"""

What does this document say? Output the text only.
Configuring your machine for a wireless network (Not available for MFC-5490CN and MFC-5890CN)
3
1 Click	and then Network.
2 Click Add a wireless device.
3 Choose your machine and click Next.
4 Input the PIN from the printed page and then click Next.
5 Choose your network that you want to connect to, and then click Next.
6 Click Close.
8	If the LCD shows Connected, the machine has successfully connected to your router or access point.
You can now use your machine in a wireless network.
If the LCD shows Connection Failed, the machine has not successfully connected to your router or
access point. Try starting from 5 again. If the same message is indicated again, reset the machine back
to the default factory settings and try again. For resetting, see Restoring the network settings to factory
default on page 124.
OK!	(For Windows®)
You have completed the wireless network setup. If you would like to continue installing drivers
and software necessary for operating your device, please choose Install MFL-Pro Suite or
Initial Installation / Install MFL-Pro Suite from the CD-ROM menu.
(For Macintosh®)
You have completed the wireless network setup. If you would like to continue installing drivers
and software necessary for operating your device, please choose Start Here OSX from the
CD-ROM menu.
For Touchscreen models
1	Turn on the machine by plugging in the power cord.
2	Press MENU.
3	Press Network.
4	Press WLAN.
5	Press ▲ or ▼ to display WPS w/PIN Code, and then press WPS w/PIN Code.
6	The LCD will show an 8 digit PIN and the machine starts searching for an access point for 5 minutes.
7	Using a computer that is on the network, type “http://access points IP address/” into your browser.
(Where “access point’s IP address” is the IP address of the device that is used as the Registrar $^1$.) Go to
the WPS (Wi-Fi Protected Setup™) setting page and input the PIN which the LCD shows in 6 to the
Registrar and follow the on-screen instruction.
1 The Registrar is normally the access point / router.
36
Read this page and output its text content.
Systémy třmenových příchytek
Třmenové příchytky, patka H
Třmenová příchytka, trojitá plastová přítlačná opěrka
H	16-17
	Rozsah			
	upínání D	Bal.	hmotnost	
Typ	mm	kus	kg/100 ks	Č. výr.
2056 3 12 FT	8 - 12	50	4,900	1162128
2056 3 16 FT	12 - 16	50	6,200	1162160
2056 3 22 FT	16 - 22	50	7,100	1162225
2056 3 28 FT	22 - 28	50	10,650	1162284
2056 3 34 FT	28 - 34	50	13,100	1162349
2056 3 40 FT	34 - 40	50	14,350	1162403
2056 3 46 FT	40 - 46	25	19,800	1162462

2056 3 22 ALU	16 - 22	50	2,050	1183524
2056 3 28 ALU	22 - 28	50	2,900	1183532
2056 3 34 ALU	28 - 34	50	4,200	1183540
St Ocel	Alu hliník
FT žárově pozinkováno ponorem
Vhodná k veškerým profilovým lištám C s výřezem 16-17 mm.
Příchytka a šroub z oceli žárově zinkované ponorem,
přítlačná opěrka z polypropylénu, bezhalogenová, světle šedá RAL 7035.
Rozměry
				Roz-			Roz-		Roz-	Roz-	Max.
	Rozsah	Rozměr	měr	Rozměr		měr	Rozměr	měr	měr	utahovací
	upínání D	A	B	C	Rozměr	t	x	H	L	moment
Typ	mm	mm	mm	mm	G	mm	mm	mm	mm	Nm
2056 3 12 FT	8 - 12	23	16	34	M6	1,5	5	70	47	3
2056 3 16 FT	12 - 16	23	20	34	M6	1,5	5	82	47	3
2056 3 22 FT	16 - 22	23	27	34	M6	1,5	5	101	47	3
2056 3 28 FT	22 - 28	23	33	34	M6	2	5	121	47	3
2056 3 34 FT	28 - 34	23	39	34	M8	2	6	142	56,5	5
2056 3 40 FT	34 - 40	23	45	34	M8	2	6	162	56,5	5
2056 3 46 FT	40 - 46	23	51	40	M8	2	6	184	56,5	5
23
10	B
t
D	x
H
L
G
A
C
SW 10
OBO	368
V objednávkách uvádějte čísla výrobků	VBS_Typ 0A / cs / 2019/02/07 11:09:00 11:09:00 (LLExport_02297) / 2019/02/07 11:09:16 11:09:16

"""

◆ **What you are asked to do**:
Repeat the data above exactly.

◆ **Full output**:
What does this document say? Output the text only.
Configuring your machine for a wireless network (Not available for MFC-5490CN and MFC-5890CN)
3
1 Click	and then Network.
2 Click Add a wireless device.
3 Choose your machine and click Next.
4 Input the PIN from the printed page and then click Next.
5 Choose your network that you want to connect to, and then click Next.
6 Click Close.
8	If the LCD shows Connected, the machine has successfully connected to your router or access point.
You can now use your machine in a wireless network.
If the LCD shows Connection Failed, the machine has not successfully connected to your router or
access point. Try starting from 5 again. If the same message is indicated again, reset the machine back
to the default factory settings and try again. For resetting, see Restoring the network settings to factory
default on page 124.
OK!	(For Windows®)
You have completed the wireless network setup. If you would like to continue installing drivers
and software necessary for operating your device, please choose Install MFL-Pro Suite or
Initial Installation / Install MFL-Pro Suite from the CD-ROM menu.
(For Macintosh®)
You have completed the wireless network setup. If you would like to continue installing drivers
and software necessary for operating your device, please choose Start Here OSX from the
CD-ROM menu.
For Touchscreen models
1	Turn on the machine by plugging in the power cord.
2	Press MENU.
3	Press Network.
4	Press WLAN.
5	Press ▲ or ▼ to display WPS w/PIN Code, and then press WPS w/PIN Code.
6	The LCD will show an 8 digit PIN and the machine starts searching for an access point for 5 minutes.
7	Using a computer that is on the network, type “http://access points IP address/” into your browser.
(Where “access point’s IP address” is the IP address of the device that is used as the Registrar $^1$.) Go to
the WPS (Wi-Fi Protected Setup™) setting page and input the PIN which the LCD shows in 6 to the
Registrar and follow the on-screen instruction.
1 The Registrar is normally the access point / router.
36
Read this page and output its text content.
Systémy třmenových příchytek
Třmenové příchytky, patka H
Třmenová příchytka, trojitá plastová přítlačná opěrka
H	16-17
	Rozsah			
	upínání D	Bal.	hmotnost	
Typ	mm	kus	kg/100 ks	Č. výr.
2056 3 12 FT	8 - 12	50	4,900	1162128
2056 3 16 FT	12 - 16	50	6,200	1162160
2056 3 22 FT	16 - 22	50	7,100	1162225
2056 3 28 FT	22 - 28	50	10,650	1162284
2056 3 34 FT	28 - 34	50	13,100	1162349
2056 3 40 FT	34 - 40	50	14,350	1162403
2056 3 46 FT	40 - 46	25	19,800	1162462

2056 3 22 ALU	16 - 22	50	2,050	1183524
2056 3 28 ALU	22 - 28	50	2,900	1183532
2056 3 34 ALU	28 - 34	50	4,200	1183540
St Ocel	Alu hliník
FT žárově pozinkováno ponorem
Vhodná k veškerým profilovým lištám C s výřezem 16-17 mm.
Příchytka a šroub z oceli žárově zinkované ponorem,
přítlačná opěrka z polypropylénu, bezhalogenová, světle šedá RAL 7035.
Rozměry
				Roz-			Roz-		Roz-	Roz-	Max.
	Rozsah	Rozměr	měr	Rozměr		měr	Rozměr	měr	měr	utahovací
	upínání D	A	B	C	Rozměr	t	x	H	L	moment
Typ	mm	mm	mm	mm	G	mm	mm	mm	mm	Nm
2056 3 12 FT	8 - 12	23	16	34	M6	1,5	5	70	47	3
2056 3 16 FT	12 - 16	23	20	34	M6	1,5	5	82	47	3
2056 3 22 FT	16 - 22	23	27	34	M6	1,5	5	101	47	3
2056 3 28 FT	22 - 28	23	33	34	M6	2	5	121	47	3
2056 3 34 FT	28 - 34	23	39	34	M8	2	6	142	56,5	5
2056 3 40 FT	34 - 40	23	45	34	M8	2	6	162	56,5	5
2056 3 46 FT	40 - 46	23	51	40	M8	2	6	184	56,5	5
23
10	B
t
D	x
H
L
G
A
C
SW 10
OBO	368
V objednávkách uvádějte čísla výrobků	VBS_Typ 0A / cs / 2019/02/07 11:09:00 11:09:00 (LLExport_02297) / 2019/02/07 11:09:16 11:09:16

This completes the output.